### RECORDS SHOWN
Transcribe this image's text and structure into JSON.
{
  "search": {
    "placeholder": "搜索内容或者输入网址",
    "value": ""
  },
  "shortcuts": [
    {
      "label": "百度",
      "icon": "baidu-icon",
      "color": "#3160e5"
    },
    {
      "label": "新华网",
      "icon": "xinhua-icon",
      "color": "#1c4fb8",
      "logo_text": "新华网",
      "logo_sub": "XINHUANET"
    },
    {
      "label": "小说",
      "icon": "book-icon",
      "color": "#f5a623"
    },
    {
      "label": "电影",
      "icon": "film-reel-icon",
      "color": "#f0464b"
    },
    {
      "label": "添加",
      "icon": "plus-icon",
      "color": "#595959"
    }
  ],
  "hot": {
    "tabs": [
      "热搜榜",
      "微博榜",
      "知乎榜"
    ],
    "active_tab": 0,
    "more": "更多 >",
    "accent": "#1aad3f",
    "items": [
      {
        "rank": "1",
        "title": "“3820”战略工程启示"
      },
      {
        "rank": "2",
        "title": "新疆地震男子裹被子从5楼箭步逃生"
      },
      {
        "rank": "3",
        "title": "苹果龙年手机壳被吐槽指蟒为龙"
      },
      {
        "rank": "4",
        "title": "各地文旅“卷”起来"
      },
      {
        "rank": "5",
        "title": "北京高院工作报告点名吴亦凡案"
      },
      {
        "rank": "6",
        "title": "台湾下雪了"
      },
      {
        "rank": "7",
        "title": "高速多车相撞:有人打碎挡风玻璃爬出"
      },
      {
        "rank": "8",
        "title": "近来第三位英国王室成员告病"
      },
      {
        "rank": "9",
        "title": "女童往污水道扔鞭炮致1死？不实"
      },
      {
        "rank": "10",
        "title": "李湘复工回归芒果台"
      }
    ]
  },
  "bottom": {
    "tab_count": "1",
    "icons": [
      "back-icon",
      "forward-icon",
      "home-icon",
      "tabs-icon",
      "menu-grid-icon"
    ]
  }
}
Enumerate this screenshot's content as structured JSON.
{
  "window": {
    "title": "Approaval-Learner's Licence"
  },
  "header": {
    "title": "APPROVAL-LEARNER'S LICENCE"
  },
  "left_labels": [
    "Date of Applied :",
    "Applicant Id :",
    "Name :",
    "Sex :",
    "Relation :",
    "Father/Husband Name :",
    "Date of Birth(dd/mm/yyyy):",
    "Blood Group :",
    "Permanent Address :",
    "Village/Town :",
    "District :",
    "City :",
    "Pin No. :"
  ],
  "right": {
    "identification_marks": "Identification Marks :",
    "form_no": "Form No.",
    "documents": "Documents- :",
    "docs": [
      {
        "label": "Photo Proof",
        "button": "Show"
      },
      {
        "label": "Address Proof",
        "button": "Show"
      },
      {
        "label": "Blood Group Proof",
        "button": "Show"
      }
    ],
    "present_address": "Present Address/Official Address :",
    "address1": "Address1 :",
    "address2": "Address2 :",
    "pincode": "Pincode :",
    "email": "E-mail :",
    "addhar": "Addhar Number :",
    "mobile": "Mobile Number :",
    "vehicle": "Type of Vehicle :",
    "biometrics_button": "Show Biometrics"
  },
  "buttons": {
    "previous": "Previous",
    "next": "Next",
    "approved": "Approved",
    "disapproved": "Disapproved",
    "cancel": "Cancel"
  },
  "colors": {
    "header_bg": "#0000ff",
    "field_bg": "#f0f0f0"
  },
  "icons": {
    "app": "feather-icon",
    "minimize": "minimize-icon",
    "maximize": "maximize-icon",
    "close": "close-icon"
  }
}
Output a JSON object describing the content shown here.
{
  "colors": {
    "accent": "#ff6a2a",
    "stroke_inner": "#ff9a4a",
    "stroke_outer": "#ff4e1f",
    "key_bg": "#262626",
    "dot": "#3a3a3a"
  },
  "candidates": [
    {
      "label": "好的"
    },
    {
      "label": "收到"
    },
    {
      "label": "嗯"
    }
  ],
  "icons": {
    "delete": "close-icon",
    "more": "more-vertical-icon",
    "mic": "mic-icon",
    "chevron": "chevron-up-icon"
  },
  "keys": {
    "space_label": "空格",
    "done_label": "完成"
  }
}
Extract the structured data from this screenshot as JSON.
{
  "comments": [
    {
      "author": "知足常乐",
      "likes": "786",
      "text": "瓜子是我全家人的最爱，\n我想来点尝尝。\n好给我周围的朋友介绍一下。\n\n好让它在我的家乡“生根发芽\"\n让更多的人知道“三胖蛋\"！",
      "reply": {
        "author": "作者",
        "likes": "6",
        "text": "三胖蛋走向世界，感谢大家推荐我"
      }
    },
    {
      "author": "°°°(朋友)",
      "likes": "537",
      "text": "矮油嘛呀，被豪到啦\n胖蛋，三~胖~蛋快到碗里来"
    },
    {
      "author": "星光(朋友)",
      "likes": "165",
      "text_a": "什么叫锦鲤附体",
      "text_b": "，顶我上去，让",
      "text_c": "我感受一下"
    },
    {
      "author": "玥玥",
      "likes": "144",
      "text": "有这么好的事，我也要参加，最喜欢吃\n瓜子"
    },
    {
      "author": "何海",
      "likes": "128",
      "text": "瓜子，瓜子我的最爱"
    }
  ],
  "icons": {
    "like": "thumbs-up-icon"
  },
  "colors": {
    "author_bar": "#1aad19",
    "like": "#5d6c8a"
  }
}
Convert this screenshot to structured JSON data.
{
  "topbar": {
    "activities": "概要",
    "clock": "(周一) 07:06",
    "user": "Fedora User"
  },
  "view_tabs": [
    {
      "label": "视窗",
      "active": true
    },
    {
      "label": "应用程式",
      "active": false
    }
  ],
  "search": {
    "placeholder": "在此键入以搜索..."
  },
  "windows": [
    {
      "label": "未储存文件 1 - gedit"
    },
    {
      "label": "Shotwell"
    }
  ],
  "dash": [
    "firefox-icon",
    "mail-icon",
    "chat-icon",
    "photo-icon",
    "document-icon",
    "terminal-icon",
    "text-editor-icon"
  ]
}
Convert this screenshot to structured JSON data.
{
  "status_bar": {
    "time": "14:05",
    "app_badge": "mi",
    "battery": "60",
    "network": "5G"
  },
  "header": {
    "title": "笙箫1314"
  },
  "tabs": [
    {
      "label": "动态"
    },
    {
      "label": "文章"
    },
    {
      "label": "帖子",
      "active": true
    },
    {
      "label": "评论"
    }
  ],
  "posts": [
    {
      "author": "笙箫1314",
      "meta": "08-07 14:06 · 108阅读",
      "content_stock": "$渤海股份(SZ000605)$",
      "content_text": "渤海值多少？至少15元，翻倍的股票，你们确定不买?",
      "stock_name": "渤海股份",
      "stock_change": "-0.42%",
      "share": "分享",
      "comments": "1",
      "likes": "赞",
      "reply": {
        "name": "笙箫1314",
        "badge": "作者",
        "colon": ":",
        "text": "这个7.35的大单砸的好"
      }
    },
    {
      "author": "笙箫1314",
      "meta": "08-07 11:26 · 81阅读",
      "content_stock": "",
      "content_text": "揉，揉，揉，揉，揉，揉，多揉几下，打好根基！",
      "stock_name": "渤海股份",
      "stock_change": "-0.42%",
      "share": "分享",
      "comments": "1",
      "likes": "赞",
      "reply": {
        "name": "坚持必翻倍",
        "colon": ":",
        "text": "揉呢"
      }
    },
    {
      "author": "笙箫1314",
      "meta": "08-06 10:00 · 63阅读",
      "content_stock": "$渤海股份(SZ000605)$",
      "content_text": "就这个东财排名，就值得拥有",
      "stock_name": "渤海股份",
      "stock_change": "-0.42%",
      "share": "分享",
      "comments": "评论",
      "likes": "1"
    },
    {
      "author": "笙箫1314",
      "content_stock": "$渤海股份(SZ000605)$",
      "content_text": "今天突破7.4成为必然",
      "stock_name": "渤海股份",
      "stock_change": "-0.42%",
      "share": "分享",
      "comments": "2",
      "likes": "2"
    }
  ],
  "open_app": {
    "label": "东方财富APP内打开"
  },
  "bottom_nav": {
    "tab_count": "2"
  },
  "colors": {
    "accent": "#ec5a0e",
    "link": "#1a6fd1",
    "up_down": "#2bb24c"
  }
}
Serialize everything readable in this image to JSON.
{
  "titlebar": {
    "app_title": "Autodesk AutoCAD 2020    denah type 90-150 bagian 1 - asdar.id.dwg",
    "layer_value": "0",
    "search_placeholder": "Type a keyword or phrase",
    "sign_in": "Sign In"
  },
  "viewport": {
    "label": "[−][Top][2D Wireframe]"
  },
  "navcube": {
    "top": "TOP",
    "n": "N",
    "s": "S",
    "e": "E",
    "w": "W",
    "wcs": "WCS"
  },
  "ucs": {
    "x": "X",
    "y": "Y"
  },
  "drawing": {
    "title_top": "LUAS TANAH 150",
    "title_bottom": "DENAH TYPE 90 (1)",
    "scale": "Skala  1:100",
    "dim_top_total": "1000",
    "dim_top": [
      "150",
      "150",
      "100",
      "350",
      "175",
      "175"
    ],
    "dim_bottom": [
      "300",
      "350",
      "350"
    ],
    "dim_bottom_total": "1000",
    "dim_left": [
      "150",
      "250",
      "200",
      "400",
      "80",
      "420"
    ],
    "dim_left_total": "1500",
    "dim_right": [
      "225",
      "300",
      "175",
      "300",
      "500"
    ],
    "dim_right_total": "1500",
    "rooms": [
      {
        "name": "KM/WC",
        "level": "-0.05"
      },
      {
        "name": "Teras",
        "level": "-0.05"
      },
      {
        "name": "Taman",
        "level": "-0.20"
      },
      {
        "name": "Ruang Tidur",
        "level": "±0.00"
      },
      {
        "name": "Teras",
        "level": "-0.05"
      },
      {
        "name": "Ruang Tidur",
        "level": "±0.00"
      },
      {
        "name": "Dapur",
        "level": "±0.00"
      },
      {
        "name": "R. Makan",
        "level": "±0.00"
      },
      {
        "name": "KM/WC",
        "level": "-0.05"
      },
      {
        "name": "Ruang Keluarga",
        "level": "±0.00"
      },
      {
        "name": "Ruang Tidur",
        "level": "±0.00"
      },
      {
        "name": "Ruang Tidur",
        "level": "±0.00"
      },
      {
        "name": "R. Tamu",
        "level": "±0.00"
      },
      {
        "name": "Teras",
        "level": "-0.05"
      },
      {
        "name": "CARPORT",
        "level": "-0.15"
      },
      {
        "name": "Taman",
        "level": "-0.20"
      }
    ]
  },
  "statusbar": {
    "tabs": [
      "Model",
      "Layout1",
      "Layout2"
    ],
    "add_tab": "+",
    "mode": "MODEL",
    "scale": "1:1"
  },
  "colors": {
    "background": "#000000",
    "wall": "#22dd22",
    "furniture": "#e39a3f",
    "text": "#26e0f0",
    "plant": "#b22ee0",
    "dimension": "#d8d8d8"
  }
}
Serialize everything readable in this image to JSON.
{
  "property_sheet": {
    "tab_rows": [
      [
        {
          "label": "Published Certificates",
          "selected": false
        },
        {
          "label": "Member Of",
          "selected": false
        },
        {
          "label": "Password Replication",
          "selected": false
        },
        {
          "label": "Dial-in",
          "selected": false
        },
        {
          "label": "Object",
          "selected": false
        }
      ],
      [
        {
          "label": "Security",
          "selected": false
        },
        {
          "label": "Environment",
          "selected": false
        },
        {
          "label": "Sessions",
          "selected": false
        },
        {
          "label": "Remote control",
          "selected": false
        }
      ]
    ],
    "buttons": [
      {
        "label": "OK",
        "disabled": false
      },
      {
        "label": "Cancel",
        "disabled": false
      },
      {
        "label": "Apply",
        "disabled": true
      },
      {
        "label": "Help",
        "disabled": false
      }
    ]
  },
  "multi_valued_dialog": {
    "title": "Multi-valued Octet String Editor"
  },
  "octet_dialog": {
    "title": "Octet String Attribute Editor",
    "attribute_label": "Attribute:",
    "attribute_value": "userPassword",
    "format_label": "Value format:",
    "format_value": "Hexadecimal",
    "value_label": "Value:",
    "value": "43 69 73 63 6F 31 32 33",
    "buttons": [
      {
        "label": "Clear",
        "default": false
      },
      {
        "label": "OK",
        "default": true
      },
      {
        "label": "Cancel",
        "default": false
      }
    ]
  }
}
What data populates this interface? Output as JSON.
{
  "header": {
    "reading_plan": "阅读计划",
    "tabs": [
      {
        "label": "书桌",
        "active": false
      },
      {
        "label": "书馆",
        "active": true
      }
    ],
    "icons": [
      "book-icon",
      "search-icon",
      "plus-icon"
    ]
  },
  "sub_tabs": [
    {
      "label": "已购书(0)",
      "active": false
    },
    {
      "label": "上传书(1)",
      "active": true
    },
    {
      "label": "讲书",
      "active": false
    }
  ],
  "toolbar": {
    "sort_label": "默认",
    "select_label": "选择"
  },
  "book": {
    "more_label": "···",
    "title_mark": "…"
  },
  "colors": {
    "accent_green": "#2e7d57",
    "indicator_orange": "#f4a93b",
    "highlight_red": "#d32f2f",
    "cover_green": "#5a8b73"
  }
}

### SET TASK
Filter out all lines lacking the word "meta" and copy the rest.

### ANSWER
      "meta": "08-07 14:06 · 108阅读",
      "meta": "08-07 11:26 · 81阅读",
      "meta": "08-06 10:00 · 63阅读",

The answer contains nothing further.